Start GIVEN INFORMATION
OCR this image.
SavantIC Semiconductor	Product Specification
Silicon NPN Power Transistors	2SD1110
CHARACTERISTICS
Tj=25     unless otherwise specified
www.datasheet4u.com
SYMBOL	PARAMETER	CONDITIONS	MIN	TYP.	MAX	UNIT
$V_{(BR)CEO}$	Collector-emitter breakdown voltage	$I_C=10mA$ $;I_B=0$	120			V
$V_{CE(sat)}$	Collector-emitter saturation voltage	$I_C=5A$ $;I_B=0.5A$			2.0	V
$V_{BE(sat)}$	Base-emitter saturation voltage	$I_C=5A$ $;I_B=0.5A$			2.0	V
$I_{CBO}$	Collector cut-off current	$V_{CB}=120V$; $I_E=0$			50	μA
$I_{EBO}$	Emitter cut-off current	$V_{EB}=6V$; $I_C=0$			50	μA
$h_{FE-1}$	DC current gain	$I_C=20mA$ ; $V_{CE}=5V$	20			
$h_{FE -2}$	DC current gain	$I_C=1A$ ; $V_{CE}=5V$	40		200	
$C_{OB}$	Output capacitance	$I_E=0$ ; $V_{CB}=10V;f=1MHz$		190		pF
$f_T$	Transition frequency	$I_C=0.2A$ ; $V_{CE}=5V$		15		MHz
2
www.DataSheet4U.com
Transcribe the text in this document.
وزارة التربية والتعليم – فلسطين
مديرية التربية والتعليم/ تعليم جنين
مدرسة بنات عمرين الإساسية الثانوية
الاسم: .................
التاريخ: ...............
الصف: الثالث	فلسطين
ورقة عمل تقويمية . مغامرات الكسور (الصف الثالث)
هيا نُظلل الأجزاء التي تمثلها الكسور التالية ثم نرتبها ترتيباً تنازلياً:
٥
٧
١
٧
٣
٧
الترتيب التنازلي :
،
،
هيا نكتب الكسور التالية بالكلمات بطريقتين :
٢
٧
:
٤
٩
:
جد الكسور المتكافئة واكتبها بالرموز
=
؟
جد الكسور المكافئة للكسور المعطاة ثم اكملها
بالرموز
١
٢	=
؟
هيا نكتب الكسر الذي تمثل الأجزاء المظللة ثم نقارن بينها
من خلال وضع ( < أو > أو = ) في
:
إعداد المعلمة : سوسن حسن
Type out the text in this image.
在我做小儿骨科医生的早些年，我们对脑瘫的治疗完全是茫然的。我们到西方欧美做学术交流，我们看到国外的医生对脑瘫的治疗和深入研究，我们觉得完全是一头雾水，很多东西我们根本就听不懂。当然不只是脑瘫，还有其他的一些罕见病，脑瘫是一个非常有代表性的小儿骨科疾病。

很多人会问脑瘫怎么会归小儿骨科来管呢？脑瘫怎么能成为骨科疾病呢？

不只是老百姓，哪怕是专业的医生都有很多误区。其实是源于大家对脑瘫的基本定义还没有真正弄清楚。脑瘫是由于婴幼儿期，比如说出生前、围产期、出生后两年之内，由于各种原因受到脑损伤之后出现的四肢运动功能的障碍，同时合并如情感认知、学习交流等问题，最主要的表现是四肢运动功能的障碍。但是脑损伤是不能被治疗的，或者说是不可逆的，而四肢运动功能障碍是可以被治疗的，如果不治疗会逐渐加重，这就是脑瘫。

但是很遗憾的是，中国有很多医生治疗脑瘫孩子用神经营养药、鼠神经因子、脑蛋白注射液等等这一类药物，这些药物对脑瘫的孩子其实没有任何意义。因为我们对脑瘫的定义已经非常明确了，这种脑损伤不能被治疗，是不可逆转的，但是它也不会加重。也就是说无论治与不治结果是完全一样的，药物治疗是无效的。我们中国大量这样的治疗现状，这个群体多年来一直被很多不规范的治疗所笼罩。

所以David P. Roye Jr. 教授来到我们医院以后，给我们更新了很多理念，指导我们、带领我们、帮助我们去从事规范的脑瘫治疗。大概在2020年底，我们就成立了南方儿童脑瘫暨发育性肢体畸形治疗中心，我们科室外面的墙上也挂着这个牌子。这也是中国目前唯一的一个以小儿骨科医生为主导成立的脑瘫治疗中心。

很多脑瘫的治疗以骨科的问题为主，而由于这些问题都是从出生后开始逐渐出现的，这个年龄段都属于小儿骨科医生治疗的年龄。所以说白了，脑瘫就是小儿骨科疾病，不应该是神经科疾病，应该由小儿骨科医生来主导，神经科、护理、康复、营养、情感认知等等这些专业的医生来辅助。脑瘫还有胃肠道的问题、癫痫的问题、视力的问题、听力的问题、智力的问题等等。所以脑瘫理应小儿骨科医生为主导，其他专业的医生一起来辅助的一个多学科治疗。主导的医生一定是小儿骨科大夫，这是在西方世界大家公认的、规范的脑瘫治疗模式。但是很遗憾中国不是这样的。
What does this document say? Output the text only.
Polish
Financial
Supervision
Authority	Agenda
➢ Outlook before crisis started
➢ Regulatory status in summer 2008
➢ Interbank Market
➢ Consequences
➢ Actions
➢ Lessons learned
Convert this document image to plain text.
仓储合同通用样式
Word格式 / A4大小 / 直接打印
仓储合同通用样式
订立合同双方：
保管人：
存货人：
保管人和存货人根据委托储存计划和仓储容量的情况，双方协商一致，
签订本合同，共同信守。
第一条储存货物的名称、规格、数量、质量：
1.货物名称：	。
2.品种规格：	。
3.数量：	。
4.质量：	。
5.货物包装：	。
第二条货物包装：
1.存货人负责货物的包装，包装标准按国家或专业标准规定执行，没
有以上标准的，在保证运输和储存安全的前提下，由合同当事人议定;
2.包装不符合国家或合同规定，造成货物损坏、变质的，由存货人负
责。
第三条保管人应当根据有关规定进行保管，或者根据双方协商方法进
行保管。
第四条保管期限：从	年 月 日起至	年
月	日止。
End GIVEN INFORMATION
TASK INSTRUCTIONS:
Copy down every line of the entries containing the word "gain".

OUTPUT:
$h_{FE-1}$	DC current gain	$I_C=20mA$ ; $V_{CE}=5V$	20			
$h_{FE -2}$	DC current gain	$I_C=1A$ ; $V_{CE}=5V$	40		200	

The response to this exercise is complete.